▶ Quoted text:
►
Friday, 22 March 2019

Saving Carmondean Library


Had a nice meeting at BNI TGI in the Edinburgh Marriott after which rushed back to Dobbies, Livingston to begin some video editing, when at the back of nine I saw on the Save Our Ability Centre - West Lothian FB Page there was a meeting about the proposed squeezed relocation of Carmondean Library into the Ability Centre building, at 9:30am in Livi Civic Centre. 

Typical, I thought. Having the meeting just when I'm at BNI TGI and can't attend. Then I looked at my watch. It was 9:10am. Oh. I can attend.

Immediately discarded my half drunk pot of tea and jumped in the car, parked it up at Howden Park and legged it down the hill to the Civic Centre with loads of great arguments I intended to put forward for how important libraries are (student literacy levels, social interaction, promoting and using imagination and creativity) and why Carmondean Library is perfect where it is (nice and central, next to supermarket, health centre and park) and should be protected, invested in, expanded even (more books, audio books, DVDs, book clubs, writing classes) - not crammed into a building and shuffled off out of sight.

I jogged breathlessly into the Civic Centre only 10 minutes after the meeting started, signed in and crept into the public gallery unsure whether I could/should/wanted to say something, and/or whether I should blurt something out even if I wasn't allowed, while simultaneously shaking my fist or some such. 

After a nice chap confirmed to me the public weren't actually permitted to comment, I resigned myself to sitting in the public gallery between someone who bore all the resemblances to being a reporter from my days doing work experience at the EK News, and two other people sitting up the back. 

The Save Carmondean Library issue was the last on the agenda. It turned out the nice guy who who told me I couldn't comment was the Acting head of Housing, Customer and Building Services who seemed to be leading the charge to move Carmondean Library into the Ability Centre (push pull Jaws effect here) and 'decant' the staff and users of the Ability Centre into Deans Community High School for ten months while the renovations took place.
◄
▶ Supplied information:
►
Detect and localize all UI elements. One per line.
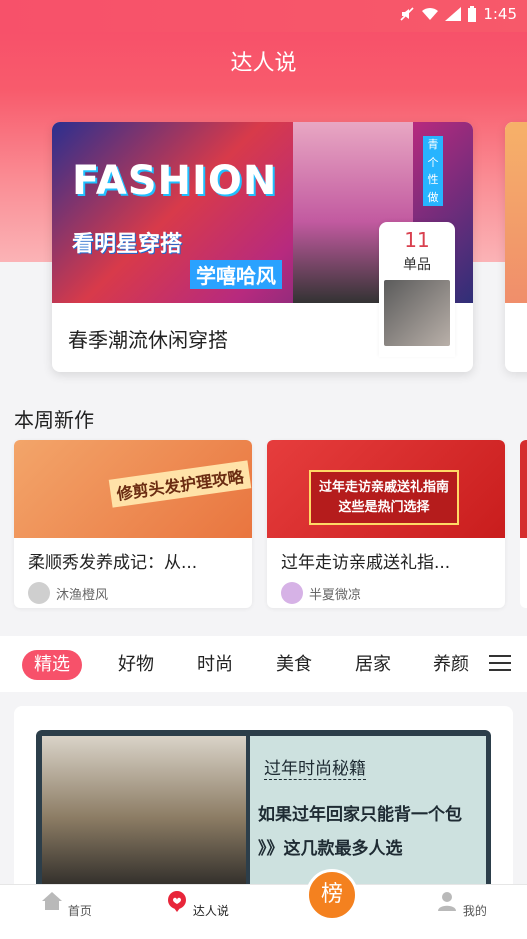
◄
▶ Given request:
In the blog post on saving Carmondean Library above, shorten the paragraph beginning "Immediately discarded my half drunk pot of tea" and keep its main facts.

▶ Worked solution:
I abandoned my half-drunk pot of tea, drove to Howden Park, parked, and ran down the hill to the Civic Centre. I had several arguments ready. Libraries matter for student literacy, social interaction, and imagination and creativity. Carmondean Library is well placed, central and next to a supermarket, health centre and park. It should be protected, invested in and even expanded with more books, audio books, DVDs, book clubs and writing classes, not crammed into a building out of sight.